━━━━━ AVAILABLE DATA ━━━━━
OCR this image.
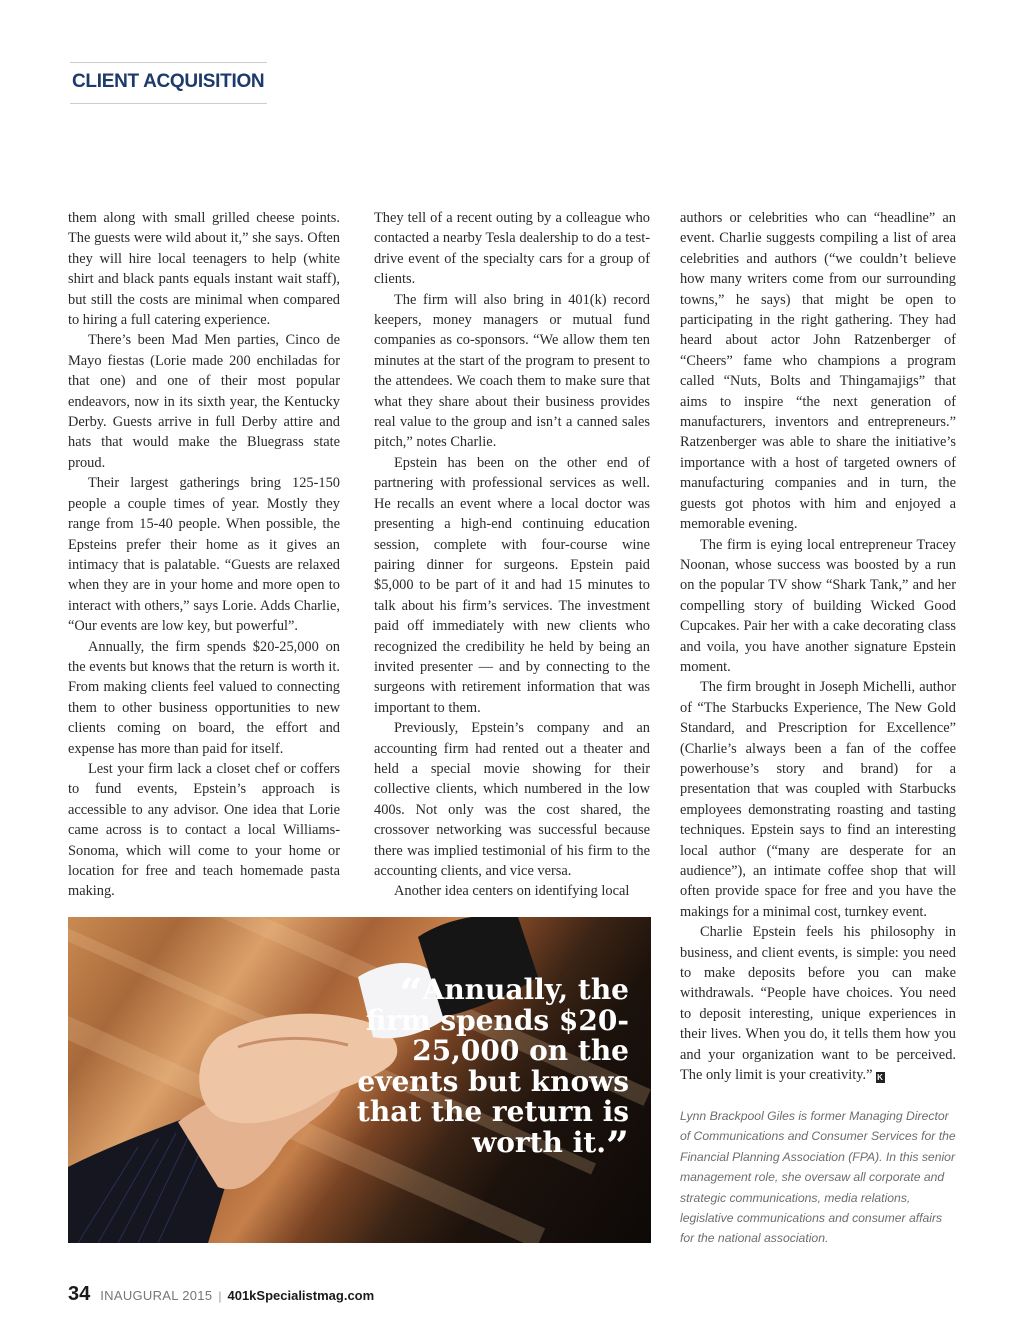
CLIENT ACQUISITION

them along with small grilled cheese points. The guests were wild about it,” she says. Often they will hire local teenagers to help (white shirt and black pants equals instant wait staff), but still the costs are minimal when compared to hiring a full catering experience.

There’s been Mad Men parties, Cinco de Mayo fiestas (Lorie made 200 enchiladas for that one) and one of their most popular endeavors, now in its sixth year, the Kentucky Derby. Guests arrive in full Derby attire and hats that would make the Bluegrass state proud.

Their largest gatherings bring 125-150 people a couple times of year. Mostly they range from 15-40 people. When possible, the Epsteins prefer their home as it gives an intimacy that is palatable. “Guests are relaxed when they are in your home and more open to interact with others,” says Lorie. Adds Charlie, “Our events are low key, but powerful”.

Annually, the firm spends $20-25,000 on the events but knows that the return is worth it. From making clients feel valued to connecting them to other business opportunities to new clients coming on board, the effort and expense has more than paid for itself.

Lest your firm lack a closet chef or coffers to fund events, Epstein’s approach is accessible to any advisor. One idea that Lorie came across is to contact a local Williams-Sonoma, which will come to your home or location for free and teach homemade pasta making.

They tell of a recent outing by a colleague who contacted a nearby Tesla dealership to do a test-drive event of the specialty cars for a group of clients.

The firm will also bring in 401(k) record keepers, money managers or mutual fund companies as co-sponsors. “We allow them ten minutes at the start of the program to present to the attendees. We coach them to make sure that what they share about their business provides real value to the group and isn’t a canned sales pitch,” notes Charlie.

Epstein has been on the other end of partnering with professional services as well. He recalls an event where a local doctor was presenting a high-end continuing education session, complete with four-course wine pairing dinner for surgeons. Epstein paid $5,000 to be part of it and had 15 minutes to talk about his firm’s services. The investment paid off immediately with new clients who recognized the credibility he held by being an invited presenter — and by connecting to the surgeons with retirement information that was important to them.

Previously, Epstein’s company and an accounting firm had rented out a theater and held a special movie showing for their collective clients, which numbered in the low 400s. Not only was the cost shared, the crossover networking was successful because there was implied testimonial of his firm to the accounting clients, and vice versa.

Another idea centers on identifying local

authors or celebrities who can “headline” an event. Charlie suggests compiling a list of area celebrities and authors (“we couldn’t believe how many writers come from our surrounding towns,” he says) that might be open to participating in the right gathering. They had heard about actor John Ratzenberger of “Cheers” fame who champions a program called “Nuts, Bolts and Thingamajigs” that aims to inspire “the next generation of manufacturers, inventors and entrepreneurs.” Ratzenberger was able to share the initiative’s importance with a host of targeted owners of manufacturing companies and in turn, the guests got photos with him and enjoyed a memorable evening.

The firm is eying local entrepreneur Tracey Noonan, whose success was boosted by a run on the popular TV show “Shark Tank,” and her compelling story of building Wicked Good Cupcakes. Pair her with a cake decorating class and voila, you have another signature Epstein moment.

The firm brought in Joseph Michelli, author of “The Starbucks Experience, The New Gold Standard, and Prescription for Excellence” (Charlie’s always been a fan of the coffee powerhouse’s story and brand) for a presentation that was coupled with Starbucks employees demonstrating roasting and tasting techniques. Epstein says to find an interesting local author (“many are desperate for an audience”), an intimate coffee shop that will often provide space for free and you have the makings for a minimal cost, turnkey event.

Charlie Epstein feels his philosophy in business, and client events, is simple: you need to make deposits before you can make withdrawals. “People have choices. You need to deposit interesting, unique experiences in their lives. When you do, it tells them how you and your organization want to be perceived. The only limit is your creativity.” K

Lynn Brackpool Giles is former Managing Director of Communications and Consumer Services for the Financial Planning Association (FPA). In this senior management role, she oversaw all corporate and strategic communications, media relations, legislative communications and consumer affairs for the national association.

“Annually, the firm spends $20-25,000 on the events but knows that the return is worth it.”

34 INAUGURAL 2015 | 401kSpecialistmag.com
━━━━━
● **EXERCISE AIM**
Copy every entry exactly as written. Pictures are excluded.

● **EXERCISE OUTPUT**
OCR this image.
CLIENT ACQUISITION

them along with small grilled cheese points. The guests were wild about it,” she says. Often they will hire local teenagers to help (white shirt and black pants equals instant wait staff), but still the costs are minimal when compared to hiring a full catering experience.

There’s been Mad Men parties, Cinco de Mayo fiestas (Lorie made 200 enchiladas for that one) and one of their most popular endeavors, now in its sixth year, the Kentucky Derby. Guests arrive in full Derby attire and hats that would make the Bluegrass state proud.

Their largest gatherings bring 125-150 people a couple times of year. Mostly they range from 15-40 people. When possible, the Epsteins prefer their home as it gives an intimacy that is palatable. “Guests are relaxed when they are in your home and more open to interact with others,” says Lorie. Adds Charlie, “Our events are low key, but powerful”.

Annually, the firm spends $20-25,000 on the events but knows that the return is worth it. From making clients feel valued to connecting them to other business opportunities to new clients coming on board, the effort and expense has more than paid for itself.

Lest your firm lack a closet chef or coffers to fund events, Epstein’s approach is accessible to any advisor. One idea that Lorie came across is to contact a local Williams-Sonoma, which will come to your home or location for free and teach homemade pasta making.

They tell of a recent outing by a colleague who contacted a nearby Tesla dealership to do a test-drive event of the specialty cars for a group of clients.

The firm will also bring in 401(k) record keepers, money managers or mutual fund companies as co-sponsors. “We allow them ten minutes at the start of the program to present to the attendees. We coach them to make sure that what they share about their business provides real value to the group and isn’t a canned sales pitch,” notes Charlie.

Epstein has been on the other end of partnering with professional services as well. He recalls an event where a local doctor was presenting a high-end continuing education session, complete with four-course wine pairing dinner for surgeons. Epstein paid $5,000 to be part of it and had 15 minutes to talk about his firm’s services. The investment paid off immediately with new clients who recognized the credibility he held by being an invited presenter — and by connecting to the surgeons with retirement information that was important to them.

Previously, Epstein’s company and an accounting firm had rented out a theater and held a special movie showing for their collective clients, which numbered in the low 400s. Not only was the cost shared, the crossover networking was successful because there was implied testimonial of his firm to the accounting clients, and vice versa.

Another idea centers on identifying local

authors or celebrities who can “headline” an event. Charlie suggests compiling a list of area celebrities and authors (“we couldn’t believe how many writers come from our surrounding towns,” he says) that might be open to participating in the right gathering. They had heard about actor John Ratzenberger of “Cheers” fame who champions a program called “Nuts, Bolts and Thingamajigs” that aims to inspire “the next generation of manufacturers, inventors and entrepreneurs.” Ratzenberger was able to share the initiative’s importance with a host of targeted owners of manufacturing companies and in turn, the guests got photos with him and enjoyed a memorable evening.

The firm is eying local entrepreneur Tracey Noonan, whose success was boosted by a run on the popular TV show “Shark Tank,” and her compelling story of building Wicked Good Cupcakes. Pair her with a cake decorating class and voila, you have another signature Epstein moment.

The firm brought in Joseph Michelli, author of “The Starbucks Experience, The New Gold Standard, and Prescription for Excellence” (Charlie’s always been a fan of the coffee powerhouse’s story and brand) for a presentation that was coupled with Starbucks employees demonstrating roasting and tasting techniques. Epstein says to find an interesting local author (“many are desperate for an audience”), an intimate coffee shop that will often provide space for free and you have the makings for a minimal cost, turnkey event.

Charlie Epstein feels his philosophy in business, and client events, is simple: you need to make deposits before you can make withdrawals. “People have choices. You need to deposit interesting, unique experiences in their lives. When you do, it tells them how you and your organization want to be perceived. The only limit is your creativity.” K

Lynn Brackpool Giles is former Managing Director of Communications and Consumer Services for the Financial Planning Association (FPA). In this senior management role, she oversaw all corporate and strategic communications, media relations, legislative communications and consumer affairs for the national association.

“Annually, the firm spends $20-25,000 on the events but knows that the return is worth it.”

34 INAUGURAL 2015 | 401kSpecialistmag.com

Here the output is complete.